— start Material provided —
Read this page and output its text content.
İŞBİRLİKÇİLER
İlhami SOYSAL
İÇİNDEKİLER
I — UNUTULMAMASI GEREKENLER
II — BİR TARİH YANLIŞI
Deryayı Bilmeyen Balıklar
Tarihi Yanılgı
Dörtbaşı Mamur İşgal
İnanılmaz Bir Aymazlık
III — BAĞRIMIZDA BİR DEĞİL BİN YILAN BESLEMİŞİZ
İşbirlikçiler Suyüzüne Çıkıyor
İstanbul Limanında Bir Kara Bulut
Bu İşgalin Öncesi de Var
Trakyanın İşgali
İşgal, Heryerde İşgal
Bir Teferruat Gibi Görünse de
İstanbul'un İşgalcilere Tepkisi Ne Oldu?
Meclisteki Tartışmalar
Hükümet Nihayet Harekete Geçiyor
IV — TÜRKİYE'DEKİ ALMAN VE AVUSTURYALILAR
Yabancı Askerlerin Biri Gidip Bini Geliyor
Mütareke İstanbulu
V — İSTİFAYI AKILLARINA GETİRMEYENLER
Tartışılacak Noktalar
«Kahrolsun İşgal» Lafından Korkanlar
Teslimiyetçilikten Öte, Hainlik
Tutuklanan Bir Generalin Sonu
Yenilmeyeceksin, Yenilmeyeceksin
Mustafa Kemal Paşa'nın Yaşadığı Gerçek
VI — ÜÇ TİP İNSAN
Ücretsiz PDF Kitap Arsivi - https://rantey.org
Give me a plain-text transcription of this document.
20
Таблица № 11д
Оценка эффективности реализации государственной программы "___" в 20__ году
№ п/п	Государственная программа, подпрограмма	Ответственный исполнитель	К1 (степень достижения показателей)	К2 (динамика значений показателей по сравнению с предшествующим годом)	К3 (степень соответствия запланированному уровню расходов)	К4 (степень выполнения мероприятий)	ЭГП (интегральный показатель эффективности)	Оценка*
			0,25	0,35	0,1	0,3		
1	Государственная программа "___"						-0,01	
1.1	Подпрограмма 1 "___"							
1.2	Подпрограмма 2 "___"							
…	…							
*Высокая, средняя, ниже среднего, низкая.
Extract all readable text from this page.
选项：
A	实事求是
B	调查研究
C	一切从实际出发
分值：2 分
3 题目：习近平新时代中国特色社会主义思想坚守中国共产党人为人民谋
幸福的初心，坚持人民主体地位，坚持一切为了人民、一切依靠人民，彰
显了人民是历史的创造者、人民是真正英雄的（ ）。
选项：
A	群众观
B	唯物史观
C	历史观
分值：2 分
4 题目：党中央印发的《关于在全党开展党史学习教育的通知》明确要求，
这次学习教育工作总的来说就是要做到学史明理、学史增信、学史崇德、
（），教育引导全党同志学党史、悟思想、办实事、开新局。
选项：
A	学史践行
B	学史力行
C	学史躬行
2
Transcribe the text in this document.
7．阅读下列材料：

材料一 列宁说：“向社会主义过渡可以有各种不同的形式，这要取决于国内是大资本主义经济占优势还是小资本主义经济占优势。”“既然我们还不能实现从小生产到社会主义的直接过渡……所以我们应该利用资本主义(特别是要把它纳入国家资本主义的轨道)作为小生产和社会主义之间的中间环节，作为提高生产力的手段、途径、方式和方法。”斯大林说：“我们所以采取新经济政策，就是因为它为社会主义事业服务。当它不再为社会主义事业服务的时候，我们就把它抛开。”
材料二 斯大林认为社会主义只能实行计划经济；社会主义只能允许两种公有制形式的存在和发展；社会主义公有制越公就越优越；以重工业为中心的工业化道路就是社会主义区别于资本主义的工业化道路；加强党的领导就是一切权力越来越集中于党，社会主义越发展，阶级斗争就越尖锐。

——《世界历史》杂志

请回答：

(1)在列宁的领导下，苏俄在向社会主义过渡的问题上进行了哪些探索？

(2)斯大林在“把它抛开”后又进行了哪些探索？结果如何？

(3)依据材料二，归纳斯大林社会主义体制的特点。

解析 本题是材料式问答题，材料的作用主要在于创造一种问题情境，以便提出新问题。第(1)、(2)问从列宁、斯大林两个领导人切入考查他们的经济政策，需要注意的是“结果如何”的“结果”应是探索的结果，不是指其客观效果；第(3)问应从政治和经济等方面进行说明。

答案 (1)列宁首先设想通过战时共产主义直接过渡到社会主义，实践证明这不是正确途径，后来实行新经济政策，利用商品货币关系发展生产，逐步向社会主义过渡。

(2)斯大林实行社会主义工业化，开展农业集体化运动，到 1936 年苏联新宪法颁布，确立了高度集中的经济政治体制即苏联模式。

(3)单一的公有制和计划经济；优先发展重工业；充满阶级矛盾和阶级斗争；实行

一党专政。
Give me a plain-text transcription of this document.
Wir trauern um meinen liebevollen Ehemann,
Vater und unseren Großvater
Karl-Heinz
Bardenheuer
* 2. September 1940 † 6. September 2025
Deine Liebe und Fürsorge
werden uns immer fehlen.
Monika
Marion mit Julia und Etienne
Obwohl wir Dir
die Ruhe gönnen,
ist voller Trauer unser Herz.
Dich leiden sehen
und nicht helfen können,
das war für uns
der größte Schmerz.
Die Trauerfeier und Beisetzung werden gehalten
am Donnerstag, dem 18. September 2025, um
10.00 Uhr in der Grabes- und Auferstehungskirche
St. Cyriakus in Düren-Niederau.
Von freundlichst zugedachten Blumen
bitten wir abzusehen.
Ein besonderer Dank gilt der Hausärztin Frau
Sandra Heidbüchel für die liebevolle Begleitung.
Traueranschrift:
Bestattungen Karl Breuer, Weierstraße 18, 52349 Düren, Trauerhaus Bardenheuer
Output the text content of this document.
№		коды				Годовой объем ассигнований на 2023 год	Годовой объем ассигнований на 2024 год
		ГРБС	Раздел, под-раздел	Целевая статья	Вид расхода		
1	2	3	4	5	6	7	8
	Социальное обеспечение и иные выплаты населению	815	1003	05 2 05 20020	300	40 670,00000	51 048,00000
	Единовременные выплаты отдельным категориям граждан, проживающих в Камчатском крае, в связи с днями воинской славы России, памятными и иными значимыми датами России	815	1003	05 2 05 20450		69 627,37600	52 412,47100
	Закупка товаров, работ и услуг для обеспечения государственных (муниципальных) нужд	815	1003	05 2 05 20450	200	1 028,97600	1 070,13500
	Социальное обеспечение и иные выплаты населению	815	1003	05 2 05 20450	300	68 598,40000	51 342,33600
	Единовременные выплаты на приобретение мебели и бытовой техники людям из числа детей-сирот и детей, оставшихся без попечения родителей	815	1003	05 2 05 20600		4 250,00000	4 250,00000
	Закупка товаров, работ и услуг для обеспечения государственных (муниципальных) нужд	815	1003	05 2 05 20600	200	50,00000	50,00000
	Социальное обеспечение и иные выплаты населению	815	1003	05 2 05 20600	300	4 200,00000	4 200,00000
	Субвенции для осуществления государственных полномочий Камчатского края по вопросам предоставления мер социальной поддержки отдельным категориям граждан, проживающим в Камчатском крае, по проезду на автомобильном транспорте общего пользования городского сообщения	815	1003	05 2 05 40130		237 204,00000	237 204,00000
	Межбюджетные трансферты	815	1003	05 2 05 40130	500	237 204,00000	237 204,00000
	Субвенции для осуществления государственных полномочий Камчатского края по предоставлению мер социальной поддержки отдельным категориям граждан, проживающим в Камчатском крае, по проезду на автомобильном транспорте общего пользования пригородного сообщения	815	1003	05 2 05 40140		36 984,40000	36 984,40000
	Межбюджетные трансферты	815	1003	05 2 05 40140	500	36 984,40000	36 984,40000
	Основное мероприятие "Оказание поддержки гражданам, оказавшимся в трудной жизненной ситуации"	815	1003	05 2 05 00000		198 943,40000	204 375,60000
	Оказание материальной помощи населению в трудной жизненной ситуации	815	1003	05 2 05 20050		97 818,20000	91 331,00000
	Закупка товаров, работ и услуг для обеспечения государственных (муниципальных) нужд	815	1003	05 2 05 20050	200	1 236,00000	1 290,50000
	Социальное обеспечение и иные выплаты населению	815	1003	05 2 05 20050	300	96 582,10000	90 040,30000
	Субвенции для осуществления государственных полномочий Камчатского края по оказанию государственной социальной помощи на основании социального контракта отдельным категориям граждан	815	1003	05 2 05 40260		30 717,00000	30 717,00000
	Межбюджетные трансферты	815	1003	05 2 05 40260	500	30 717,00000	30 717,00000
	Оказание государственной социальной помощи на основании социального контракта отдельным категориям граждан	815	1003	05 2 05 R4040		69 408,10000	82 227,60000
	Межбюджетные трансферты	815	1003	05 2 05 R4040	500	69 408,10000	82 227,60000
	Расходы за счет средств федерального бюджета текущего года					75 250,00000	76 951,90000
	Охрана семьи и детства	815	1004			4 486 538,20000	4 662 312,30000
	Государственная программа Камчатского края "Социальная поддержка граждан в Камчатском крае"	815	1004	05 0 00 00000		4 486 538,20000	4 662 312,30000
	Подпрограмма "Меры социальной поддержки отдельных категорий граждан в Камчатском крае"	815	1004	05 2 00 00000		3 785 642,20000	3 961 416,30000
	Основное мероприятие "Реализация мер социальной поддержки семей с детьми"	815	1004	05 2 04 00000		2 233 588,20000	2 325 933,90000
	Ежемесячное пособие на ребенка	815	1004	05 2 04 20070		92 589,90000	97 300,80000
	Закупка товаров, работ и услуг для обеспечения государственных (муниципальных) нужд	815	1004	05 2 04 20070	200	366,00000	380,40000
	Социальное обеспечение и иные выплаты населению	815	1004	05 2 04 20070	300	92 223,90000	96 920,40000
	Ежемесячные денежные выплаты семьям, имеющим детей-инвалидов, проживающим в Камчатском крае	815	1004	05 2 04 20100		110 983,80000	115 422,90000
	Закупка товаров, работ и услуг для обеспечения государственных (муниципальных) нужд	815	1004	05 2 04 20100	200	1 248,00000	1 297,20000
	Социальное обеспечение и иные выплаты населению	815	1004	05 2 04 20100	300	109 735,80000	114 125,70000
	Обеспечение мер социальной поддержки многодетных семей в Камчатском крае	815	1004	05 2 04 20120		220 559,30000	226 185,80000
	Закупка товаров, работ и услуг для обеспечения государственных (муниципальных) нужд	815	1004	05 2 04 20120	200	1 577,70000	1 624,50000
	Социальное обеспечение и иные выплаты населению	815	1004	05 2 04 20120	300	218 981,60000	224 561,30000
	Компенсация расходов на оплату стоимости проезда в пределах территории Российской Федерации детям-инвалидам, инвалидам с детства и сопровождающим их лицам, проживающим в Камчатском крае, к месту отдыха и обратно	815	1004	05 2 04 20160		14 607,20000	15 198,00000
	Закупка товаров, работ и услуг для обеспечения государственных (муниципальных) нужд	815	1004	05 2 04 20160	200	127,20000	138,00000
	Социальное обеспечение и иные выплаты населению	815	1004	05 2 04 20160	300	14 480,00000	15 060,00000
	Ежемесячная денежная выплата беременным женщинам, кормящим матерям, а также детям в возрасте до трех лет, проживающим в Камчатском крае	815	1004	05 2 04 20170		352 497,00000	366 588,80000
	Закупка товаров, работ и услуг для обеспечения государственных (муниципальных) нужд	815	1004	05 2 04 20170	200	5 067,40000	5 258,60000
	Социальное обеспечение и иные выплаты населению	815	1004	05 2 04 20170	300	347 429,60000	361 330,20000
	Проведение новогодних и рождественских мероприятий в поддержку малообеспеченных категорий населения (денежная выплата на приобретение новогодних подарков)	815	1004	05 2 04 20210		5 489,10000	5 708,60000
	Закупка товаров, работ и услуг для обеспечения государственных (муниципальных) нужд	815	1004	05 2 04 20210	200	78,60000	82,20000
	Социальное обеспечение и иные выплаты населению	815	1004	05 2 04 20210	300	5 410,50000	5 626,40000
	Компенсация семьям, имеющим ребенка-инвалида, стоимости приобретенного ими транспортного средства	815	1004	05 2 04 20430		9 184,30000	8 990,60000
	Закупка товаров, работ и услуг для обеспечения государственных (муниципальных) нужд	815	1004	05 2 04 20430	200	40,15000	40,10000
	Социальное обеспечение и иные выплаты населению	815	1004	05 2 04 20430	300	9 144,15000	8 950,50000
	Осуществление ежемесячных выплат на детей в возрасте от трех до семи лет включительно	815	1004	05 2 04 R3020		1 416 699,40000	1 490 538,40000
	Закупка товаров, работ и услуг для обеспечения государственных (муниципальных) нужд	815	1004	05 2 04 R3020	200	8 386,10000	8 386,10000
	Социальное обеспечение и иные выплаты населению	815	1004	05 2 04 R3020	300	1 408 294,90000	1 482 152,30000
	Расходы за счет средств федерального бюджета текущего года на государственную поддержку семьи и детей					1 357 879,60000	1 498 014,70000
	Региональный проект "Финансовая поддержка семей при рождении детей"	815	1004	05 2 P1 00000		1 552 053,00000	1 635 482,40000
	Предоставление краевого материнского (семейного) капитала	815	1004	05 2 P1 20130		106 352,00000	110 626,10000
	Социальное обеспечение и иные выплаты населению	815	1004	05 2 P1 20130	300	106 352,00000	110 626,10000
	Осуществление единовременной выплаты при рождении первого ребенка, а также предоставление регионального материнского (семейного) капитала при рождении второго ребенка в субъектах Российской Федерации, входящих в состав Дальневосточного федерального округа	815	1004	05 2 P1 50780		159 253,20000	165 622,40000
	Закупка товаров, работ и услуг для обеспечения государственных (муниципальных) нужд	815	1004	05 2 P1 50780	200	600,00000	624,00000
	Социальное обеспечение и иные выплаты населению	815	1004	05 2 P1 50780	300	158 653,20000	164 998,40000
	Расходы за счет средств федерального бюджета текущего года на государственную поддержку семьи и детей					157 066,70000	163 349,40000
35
— end Material provided —
» **Work required**
Pull out the lines above in which the word "проезду" appears.

» **Complete output**
	Субвенции для осуществления государственных полномочий Камчатского края по вопросам предоставления мер социальной поддержки отдельным категориям граждан, проживающим в Камчатском крае, по проезду на автомобильном транспорте общего пользования городского сообщения	815	1003	05 2 05 40130		237 204,00000	237 204,00000
	Субвенции для осуществления государственных полномочий Камчатского края по предоставлению мер социальной поддержки отдельным категориям граждан, проживающим в Камчатском крае, по проезду на автомобильном транспорте общего пользования пригородного сообщения	815	1003	05 2 05 40140		36 984,40000	36 984,40000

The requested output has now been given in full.